**TASKS:**
**1)** In the 2D ray tracing walkthrough, which image format does the program write its output in?
**2)** From the 2D ray tracing walkthrough, reproduce verbatim everything from "HEIGHT = 500" down to "produce interesting results.".

**SUPPLIED PASSAGE:**
When people are doing programming exercises, a large number of them make 3D raytracers. While this is a really fun project with exciting results, it also results in people losing interest or typing code that they don’t necessarily understand.
While the end product doesn’t look as nice, I think people should start with 2D ray tracing before moving on to 3D. In this document, I will attempt to go through a simple computer program that can draw 2D shapes.
Outputting an image
To make the implementation simpler, and to follow the raytracer convention, I will be outputting the image in the PPM format.
HEIGHT = 500
WIDTH = 500
print("P3")
print(f"{WIDTH} {HEIGHT}")
print("255")
for x in range(WIDTH):
for y in range(HEIGHT):
r, g, b = (100, 100, 200)
print(f"{r} {g} {b}", end=" ")
print()
Running this code should result in a 500x500 image with a solid blue-ish colour. The whole point of this exercise will be deciding what to put in the RGB colour values in order to produce interesting results.
Drawable objects
We will have a list of shapes that return whether a given (x, y) coordinate pair falls within it, and what colour it should be. Let’s create that list and replace put the call in our loop.
def solid_red(x, y):
if y > 150 or x > 150:
return (230, 100, 100)
shapes = [
solid_red,
]
shapes.reverse()
# ...
r, g, b = (0, 0, 0)
for drawable in shapes:
temp = drawable(x, y)
if temp:
r, g, b = temp
Running this code should give you an image with a black square on the top left, and a red background.
Drawing a square
def square(x, y, length, colour=(255, 255, 255)):
def inner(ix, iy):
if ix > x and iy > y and ix < x + length and iy < y + length:
return colour
return inner
def checkerboard(x, y):
if (x / 50) + (y / 50) % 2 == 0:
return (100, 100, 100)
shapes = [
checkerboard,
square(50, 50, 100)
]

**STORED ROWS:**
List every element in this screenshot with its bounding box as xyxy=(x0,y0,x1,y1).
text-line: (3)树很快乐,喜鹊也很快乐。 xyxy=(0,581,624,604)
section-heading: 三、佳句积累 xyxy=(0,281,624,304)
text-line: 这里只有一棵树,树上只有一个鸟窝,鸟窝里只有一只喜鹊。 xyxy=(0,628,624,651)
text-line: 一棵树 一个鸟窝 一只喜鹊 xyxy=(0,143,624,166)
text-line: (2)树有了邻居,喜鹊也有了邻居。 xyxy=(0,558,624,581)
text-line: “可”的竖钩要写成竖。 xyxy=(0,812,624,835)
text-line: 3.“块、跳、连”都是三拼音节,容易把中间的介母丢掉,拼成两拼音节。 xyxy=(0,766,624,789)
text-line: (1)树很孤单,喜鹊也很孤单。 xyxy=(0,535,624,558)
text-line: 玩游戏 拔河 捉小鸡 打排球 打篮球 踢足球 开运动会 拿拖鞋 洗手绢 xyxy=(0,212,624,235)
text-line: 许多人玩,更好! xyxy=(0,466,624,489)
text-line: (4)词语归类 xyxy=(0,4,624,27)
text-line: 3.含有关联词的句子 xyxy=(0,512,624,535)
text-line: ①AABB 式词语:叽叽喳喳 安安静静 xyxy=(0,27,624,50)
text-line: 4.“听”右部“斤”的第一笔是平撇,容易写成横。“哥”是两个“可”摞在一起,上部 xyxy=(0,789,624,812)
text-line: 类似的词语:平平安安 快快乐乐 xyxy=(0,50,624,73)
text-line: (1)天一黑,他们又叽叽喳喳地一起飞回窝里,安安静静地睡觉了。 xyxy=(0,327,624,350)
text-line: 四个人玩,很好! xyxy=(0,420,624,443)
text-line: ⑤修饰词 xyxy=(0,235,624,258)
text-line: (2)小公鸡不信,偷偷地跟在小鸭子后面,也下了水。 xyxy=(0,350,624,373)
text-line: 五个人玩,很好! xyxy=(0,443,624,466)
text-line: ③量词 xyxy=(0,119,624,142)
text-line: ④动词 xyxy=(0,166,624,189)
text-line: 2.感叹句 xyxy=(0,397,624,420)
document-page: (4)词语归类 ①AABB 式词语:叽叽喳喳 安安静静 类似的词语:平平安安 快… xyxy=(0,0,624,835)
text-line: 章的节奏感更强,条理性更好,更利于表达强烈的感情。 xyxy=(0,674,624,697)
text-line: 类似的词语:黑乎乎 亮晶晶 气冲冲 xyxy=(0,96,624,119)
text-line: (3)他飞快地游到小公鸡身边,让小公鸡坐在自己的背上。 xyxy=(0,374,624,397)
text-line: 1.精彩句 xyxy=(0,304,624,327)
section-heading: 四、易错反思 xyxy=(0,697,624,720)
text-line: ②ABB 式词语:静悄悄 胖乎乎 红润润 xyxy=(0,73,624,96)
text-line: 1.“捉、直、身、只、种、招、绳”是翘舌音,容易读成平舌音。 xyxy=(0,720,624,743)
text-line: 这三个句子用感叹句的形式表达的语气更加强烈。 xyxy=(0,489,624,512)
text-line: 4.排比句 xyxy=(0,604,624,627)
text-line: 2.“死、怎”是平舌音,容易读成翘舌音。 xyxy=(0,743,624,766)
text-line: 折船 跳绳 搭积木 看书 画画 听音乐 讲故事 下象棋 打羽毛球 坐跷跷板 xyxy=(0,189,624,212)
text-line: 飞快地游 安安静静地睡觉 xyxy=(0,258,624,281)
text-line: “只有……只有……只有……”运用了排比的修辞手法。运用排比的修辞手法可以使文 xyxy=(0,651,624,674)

**EXPECTED RESULTS:**
**1)** The PPM format.

**2)**
HEIGHT = 500
WIDTH = 500
print("P3")
print(f"{WIDTH} {HEIGHT}")
print("255")
for x in range(WIDTH):
for y in range(HEIGHT):
r, g, b = (100, 100, 200)
print(f"{r} {g} {b}", end=" ")
print()
Running this code should result in a 500x500 image with a solid blue-ish colour. The whole point of this exercise will be deciding what to put in the RGB colour values in order to produce interesting results.